Data extract:
____________________

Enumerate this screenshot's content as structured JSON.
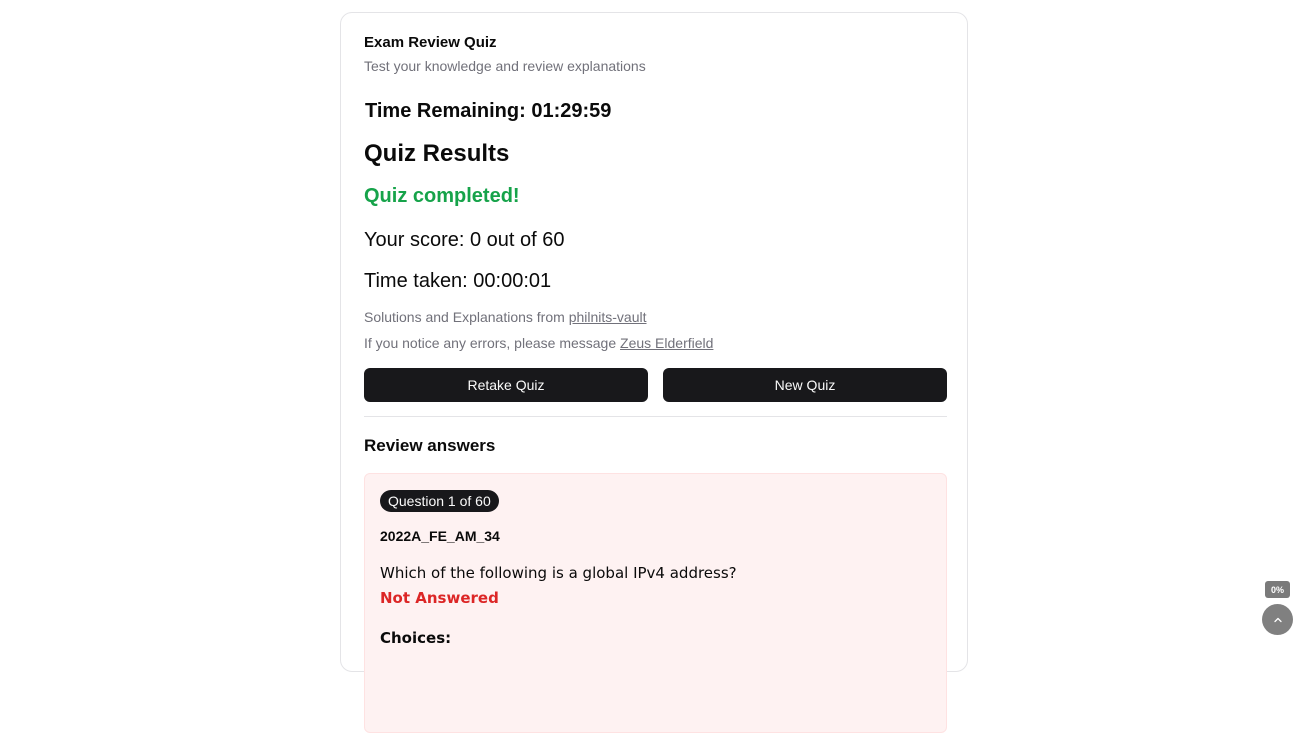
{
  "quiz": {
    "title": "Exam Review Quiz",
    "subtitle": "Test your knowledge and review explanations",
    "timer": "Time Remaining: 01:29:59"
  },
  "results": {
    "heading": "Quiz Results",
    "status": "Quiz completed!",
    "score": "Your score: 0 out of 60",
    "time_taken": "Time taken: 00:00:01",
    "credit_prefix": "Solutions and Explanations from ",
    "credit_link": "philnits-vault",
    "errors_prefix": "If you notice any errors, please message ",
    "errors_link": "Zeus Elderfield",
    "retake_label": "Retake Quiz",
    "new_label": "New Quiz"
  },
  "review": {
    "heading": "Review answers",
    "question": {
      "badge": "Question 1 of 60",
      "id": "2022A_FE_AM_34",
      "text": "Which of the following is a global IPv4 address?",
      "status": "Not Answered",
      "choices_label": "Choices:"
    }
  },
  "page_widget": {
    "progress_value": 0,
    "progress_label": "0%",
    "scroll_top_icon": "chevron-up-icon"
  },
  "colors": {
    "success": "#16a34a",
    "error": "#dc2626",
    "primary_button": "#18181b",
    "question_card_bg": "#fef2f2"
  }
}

____________________

Omit each picture, then return all of the listing exactly as it stands.

Enumerate this screenshot's content as structured JSON.
{
  "quiz": {
    "title": "Exam Review Quiz",
    "subtitle": "Test your knowledge and review explanations",
    "timer": "Time Remaining: 01:29:59"
  },
  "results": {
    "heading": "Quiz Results",
    "status": "Quiz completed!",
    "score": "Your score: 0 out of 60",
    "time_taken": "Time taken: 00:00:01",
    "credit_prefix": "Solutions and Explanations from ",
    "credit_link": "philnits-vault",
    "errors_prefix": "If you notice any errors, please message ",
    "errors_link": "Zeus Elderfield",
    "retake_label": "Retake Quiz",
    "new_label": "New Quiz"
  },
  "review": {
    "heading": "Review answers",
    "question": {
      "badge": "Question 1 of 60",
      "id": "2022A_FE_AM_34",
      "text": "Which of the following is a global IPv4 address?",
      "status": "Not Answered",
      "choices_label": "Choices:"
    }
  },
  "page_widget": {
    "progress_value": 0,
    "progress_label": "0%",
    "scroll_top_icon": "chevron-up-icon"
  },
  "colors": {
    "success": "#16a34a",
    "error": "#dc2626",
    "primary_button": "#18181b",
    "question_card_bg": "#fef2f2"
  }
}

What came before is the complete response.